→ **AIM**: In the data that follows, count each line holding the string "none"; answer with the number only.

-- begin LISTING --

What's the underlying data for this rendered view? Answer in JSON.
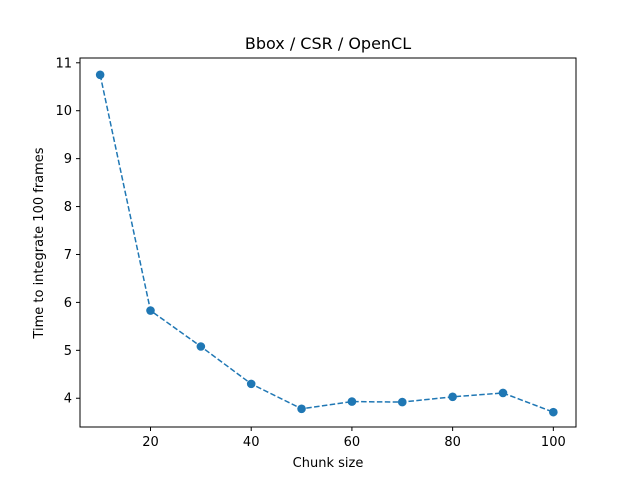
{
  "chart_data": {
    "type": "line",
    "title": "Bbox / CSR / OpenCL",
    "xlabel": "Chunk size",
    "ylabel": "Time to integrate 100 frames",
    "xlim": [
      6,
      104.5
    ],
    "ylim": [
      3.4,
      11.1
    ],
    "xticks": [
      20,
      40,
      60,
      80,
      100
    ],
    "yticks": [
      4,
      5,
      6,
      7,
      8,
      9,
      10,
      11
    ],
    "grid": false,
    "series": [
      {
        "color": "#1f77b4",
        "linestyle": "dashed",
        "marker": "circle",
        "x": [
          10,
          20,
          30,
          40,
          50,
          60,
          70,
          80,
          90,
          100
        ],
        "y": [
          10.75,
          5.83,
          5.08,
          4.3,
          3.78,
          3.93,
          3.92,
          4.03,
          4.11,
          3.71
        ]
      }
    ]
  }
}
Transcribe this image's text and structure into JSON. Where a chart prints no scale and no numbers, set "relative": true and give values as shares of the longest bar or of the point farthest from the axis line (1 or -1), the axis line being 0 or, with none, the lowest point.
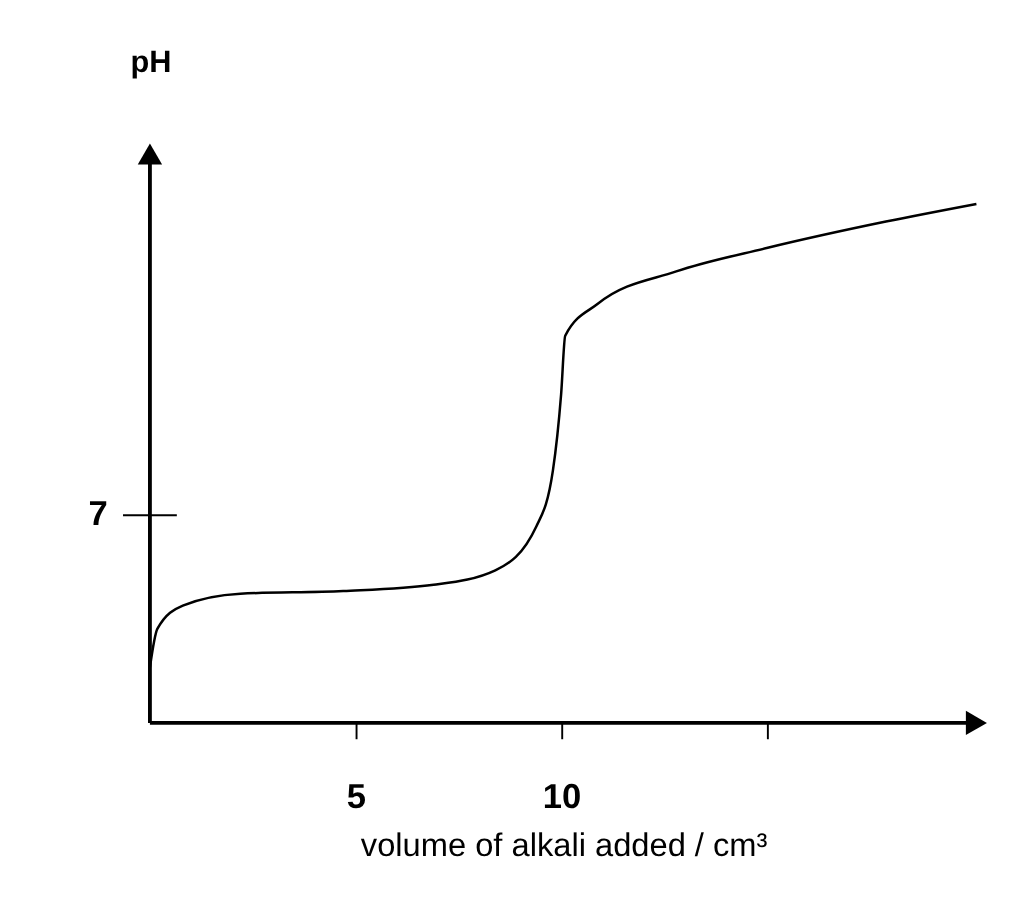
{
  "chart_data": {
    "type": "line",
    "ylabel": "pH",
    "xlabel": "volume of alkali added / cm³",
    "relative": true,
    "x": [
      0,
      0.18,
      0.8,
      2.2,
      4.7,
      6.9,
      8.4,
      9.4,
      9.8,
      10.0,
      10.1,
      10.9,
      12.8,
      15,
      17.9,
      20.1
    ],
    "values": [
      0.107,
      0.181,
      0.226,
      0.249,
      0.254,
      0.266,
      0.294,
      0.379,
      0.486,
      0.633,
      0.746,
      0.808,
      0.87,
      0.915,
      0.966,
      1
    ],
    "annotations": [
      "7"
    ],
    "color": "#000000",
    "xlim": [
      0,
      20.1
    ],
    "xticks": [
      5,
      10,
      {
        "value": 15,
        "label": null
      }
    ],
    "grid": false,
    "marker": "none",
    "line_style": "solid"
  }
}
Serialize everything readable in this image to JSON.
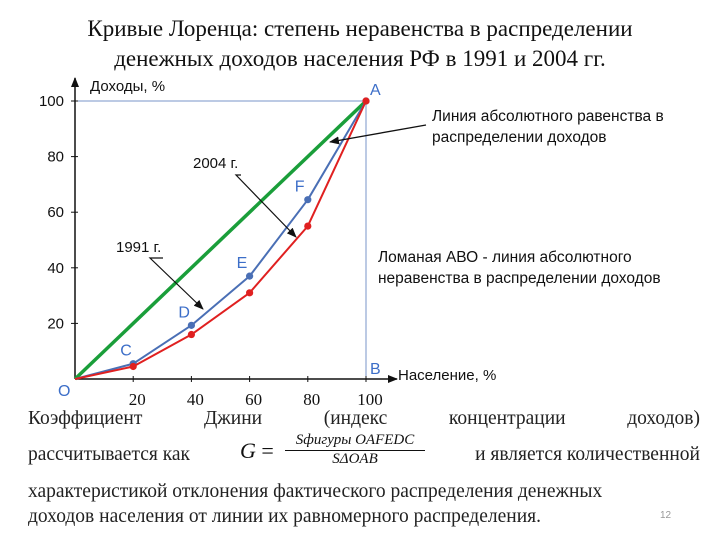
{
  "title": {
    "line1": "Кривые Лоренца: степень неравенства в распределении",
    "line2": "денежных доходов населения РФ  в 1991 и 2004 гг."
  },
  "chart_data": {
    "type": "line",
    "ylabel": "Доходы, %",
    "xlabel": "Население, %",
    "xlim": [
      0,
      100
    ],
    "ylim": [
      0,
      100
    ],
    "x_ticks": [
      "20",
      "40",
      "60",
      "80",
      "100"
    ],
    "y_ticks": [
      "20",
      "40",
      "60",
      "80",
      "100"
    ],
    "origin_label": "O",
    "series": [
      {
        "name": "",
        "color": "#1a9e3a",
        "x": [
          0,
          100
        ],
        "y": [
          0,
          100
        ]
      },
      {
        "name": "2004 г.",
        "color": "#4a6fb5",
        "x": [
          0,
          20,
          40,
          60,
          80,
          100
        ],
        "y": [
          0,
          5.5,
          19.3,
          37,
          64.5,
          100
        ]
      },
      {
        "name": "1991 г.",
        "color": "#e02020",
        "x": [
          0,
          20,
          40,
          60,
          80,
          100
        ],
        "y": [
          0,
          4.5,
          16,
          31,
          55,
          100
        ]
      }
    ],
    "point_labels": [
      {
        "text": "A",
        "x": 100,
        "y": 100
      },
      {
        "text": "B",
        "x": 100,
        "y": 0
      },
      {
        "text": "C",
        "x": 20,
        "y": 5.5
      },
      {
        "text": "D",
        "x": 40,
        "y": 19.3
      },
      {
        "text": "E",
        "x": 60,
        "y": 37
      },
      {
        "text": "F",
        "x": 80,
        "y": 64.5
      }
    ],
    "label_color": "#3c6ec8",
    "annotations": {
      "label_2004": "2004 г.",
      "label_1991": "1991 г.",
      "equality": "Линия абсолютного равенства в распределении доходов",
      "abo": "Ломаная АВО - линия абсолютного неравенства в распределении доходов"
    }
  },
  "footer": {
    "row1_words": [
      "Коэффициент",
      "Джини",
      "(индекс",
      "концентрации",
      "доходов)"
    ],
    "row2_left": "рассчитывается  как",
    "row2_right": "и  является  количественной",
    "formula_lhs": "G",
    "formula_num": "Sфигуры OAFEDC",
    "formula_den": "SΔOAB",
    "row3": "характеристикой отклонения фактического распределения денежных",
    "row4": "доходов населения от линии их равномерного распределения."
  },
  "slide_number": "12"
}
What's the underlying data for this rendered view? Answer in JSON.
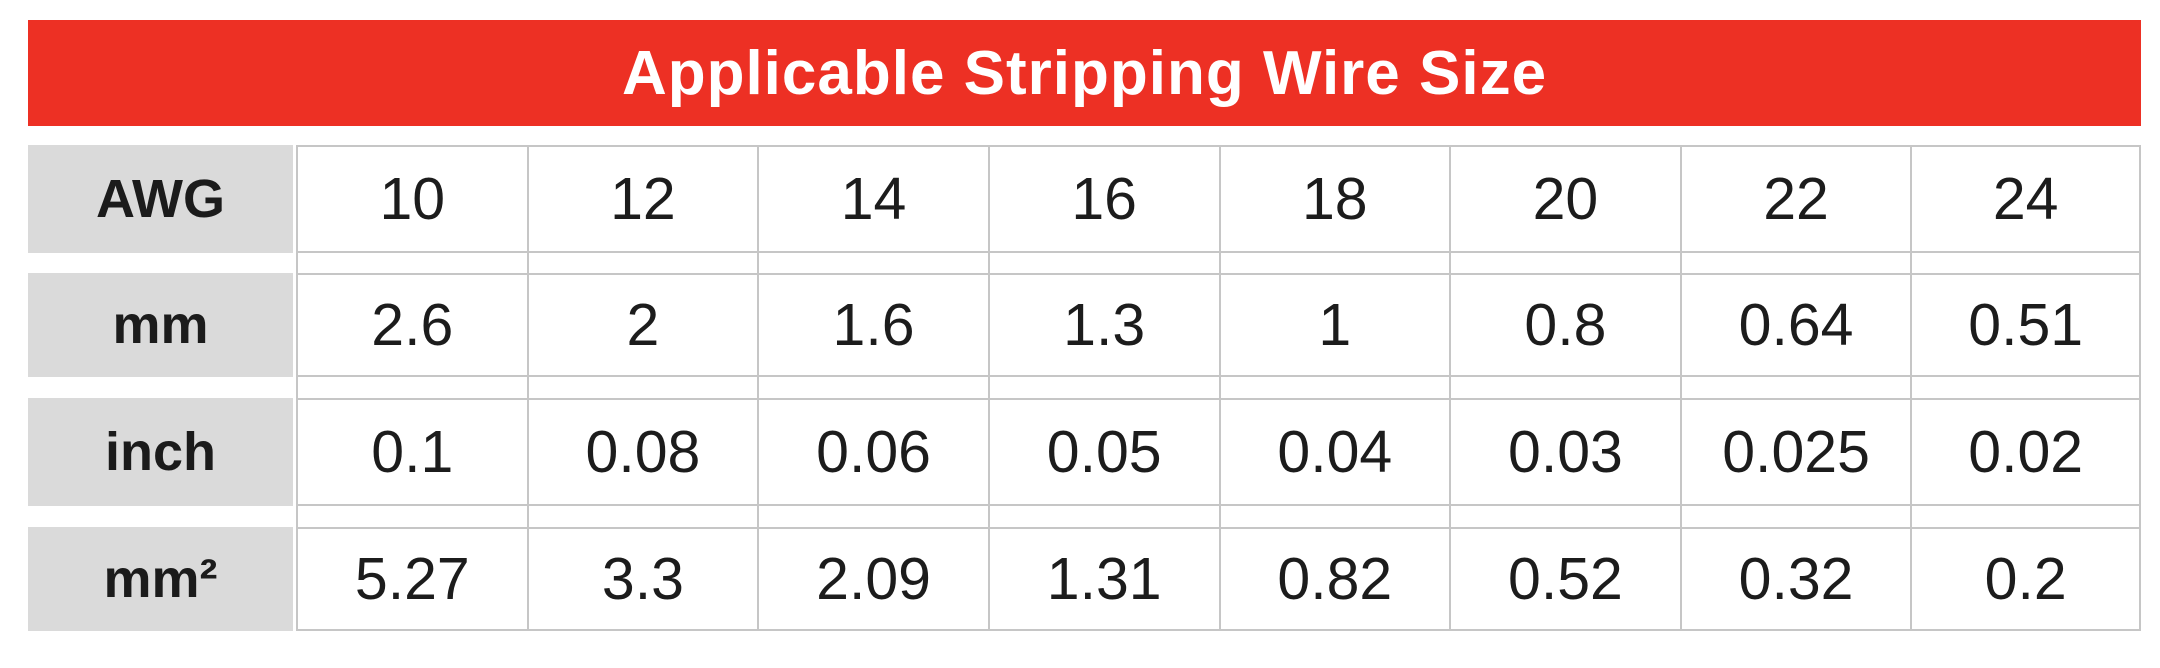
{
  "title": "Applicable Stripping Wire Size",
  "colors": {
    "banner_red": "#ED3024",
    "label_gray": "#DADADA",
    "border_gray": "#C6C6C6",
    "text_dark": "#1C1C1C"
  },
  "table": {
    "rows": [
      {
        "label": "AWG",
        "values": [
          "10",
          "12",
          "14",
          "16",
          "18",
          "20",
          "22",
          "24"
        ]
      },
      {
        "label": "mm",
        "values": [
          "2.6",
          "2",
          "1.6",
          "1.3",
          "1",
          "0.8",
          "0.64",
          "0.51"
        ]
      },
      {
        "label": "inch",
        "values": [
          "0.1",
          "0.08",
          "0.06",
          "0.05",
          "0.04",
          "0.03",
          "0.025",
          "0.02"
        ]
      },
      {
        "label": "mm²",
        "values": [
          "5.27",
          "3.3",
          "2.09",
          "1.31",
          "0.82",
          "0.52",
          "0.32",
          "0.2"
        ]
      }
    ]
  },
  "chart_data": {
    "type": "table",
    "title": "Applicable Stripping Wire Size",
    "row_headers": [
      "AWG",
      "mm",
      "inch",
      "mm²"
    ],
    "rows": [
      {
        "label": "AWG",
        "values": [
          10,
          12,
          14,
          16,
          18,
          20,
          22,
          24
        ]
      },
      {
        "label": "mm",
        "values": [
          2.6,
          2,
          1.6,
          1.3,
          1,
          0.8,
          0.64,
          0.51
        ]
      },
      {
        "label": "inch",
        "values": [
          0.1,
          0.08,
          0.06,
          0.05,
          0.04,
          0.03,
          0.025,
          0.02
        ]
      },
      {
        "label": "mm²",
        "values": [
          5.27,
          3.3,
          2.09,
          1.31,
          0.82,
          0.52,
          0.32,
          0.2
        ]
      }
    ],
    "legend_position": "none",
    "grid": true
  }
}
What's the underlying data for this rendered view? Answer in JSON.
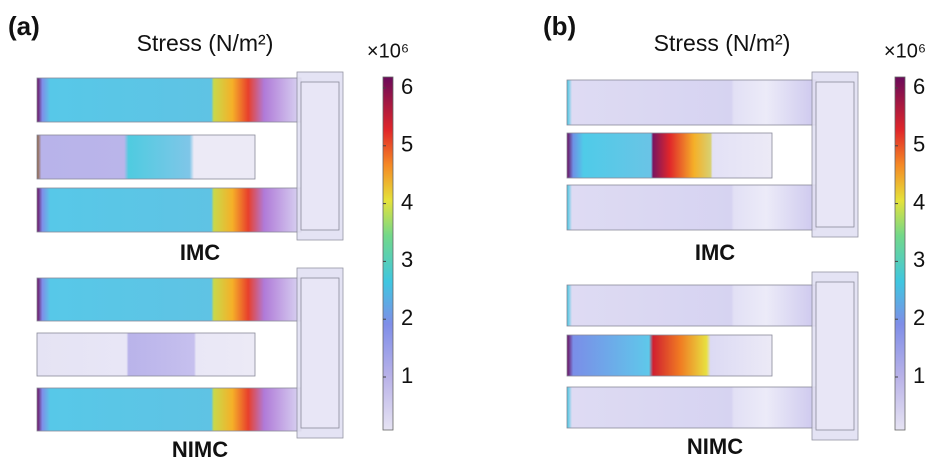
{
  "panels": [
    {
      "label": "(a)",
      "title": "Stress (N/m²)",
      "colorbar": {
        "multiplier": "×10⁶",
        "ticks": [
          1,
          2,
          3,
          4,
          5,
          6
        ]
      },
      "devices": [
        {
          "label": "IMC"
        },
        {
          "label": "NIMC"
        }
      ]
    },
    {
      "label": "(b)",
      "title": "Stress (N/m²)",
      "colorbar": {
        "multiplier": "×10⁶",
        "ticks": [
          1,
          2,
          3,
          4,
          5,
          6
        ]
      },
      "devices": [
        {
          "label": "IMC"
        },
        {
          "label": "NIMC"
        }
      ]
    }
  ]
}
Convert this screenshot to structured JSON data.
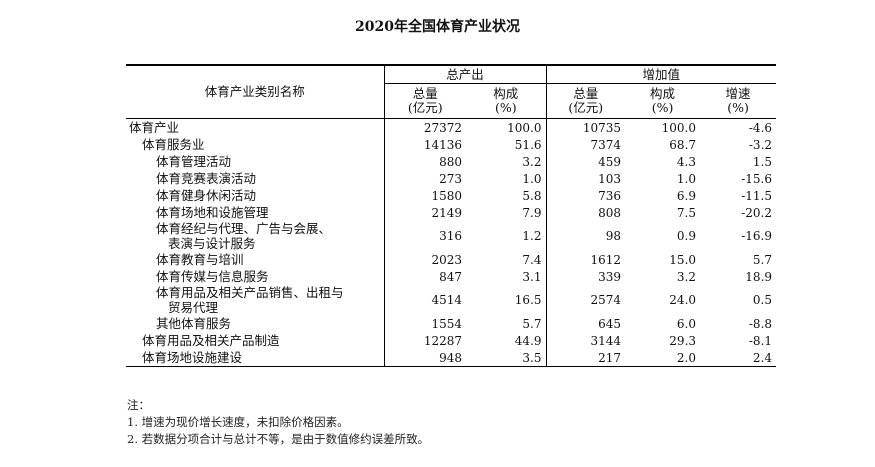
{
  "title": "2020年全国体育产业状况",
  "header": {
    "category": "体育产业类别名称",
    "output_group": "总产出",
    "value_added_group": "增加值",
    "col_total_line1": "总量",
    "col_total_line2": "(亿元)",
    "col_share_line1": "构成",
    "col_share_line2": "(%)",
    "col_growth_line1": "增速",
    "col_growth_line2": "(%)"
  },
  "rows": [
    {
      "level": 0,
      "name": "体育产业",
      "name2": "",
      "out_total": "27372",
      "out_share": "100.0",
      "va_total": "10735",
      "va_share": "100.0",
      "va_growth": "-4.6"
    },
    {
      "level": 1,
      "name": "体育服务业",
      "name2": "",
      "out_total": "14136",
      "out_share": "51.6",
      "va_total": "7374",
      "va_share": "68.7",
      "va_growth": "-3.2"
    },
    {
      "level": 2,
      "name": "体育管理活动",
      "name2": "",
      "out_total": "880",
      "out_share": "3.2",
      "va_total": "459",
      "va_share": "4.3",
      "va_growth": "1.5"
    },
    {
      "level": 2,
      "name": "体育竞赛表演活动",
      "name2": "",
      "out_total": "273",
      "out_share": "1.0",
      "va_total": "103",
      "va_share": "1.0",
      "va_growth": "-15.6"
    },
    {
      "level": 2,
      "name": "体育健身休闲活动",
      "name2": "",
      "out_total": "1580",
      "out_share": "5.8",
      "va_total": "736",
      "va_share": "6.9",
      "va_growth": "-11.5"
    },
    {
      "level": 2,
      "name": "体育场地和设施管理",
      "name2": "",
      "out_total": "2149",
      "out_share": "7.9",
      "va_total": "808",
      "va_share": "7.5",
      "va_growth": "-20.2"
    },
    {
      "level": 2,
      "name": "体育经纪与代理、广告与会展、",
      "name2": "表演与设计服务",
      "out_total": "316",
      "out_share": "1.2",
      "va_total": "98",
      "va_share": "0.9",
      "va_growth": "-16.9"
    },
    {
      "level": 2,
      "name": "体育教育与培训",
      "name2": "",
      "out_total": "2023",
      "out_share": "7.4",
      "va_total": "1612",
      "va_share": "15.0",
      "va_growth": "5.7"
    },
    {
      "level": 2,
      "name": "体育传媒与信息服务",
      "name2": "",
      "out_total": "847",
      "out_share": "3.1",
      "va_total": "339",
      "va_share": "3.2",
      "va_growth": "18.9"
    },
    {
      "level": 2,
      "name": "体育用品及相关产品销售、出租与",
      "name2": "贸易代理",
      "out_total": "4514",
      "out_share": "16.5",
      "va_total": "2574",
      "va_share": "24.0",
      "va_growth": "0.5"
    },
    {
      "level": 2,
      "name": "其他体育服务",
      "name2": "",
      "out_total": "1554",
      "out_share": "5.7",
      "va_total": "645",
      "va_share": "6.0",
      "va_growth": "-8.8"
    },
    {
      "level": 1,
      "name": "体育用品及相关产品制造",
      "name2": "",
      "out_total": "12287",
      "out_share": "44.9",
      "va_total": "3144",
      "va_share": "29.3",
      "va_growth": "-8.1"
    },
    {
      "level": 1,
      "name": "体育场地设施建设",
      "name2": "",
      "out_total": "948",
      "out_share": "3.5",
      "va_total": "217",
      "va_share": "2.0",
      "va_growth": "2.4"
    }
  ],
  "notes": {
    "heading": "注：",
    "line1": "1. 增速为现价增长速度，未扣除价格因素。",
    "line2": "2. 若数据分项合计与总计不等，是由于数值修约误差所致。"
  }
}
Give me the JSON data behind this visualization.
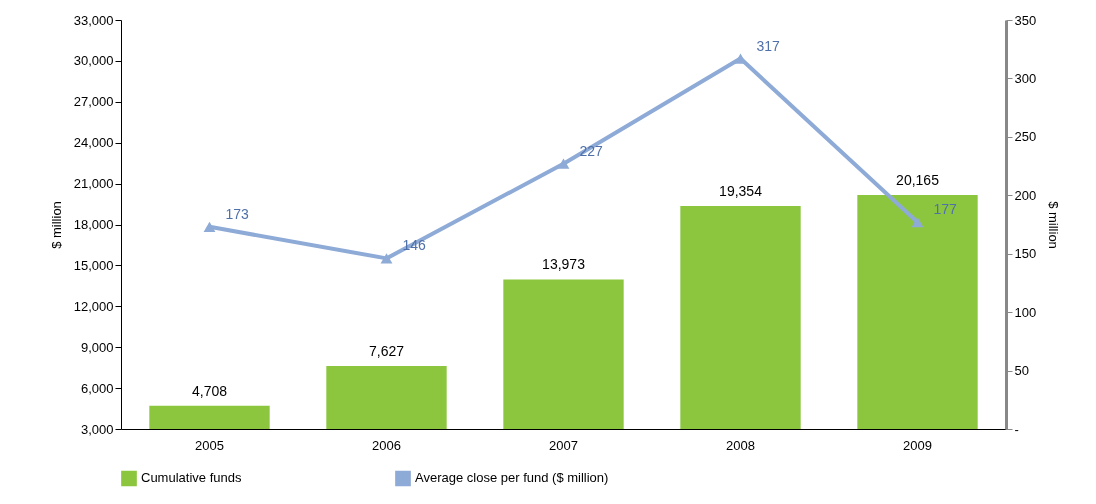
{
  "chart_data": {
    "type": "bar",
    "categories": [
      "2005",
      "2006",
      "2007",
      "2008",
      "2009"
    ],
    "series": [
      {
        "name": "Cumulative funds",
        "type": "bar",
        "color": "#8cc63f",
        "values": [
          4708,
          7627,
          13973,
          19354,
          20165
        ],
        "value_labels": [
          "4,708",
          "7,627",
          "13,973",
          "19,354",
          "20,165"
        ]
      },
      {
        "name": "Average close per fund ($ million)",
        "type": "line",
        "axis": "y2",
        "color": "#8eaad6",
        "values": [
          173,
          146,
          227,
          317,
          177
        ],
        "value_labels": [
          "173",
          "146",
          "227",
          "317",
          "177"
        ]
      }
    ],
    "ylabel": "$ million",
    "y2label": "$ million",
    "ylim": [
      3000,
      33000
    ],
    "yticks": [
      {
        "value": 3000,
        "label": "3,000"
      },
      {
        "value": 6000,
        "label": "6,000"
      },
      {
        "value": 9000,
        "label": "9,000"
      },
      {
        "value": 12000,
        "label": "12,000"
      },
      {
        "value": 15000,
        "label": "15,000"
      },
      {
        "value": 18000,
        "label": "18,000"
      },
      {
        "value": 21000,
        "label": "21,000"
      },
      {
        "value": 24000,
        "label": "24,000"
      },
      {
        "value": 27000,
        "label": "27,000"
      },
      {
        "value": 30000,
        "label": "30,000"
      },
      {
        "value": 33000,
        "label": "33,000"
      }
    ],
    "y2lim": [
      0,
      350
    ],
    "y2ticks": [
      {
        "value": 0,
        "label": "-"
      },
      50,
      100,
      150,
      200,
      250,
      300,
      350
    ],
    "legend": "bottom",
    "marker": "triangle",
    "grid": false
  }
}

-- end LISTING --

→ **SOLUTION FOR THIS EXERCISE**: 3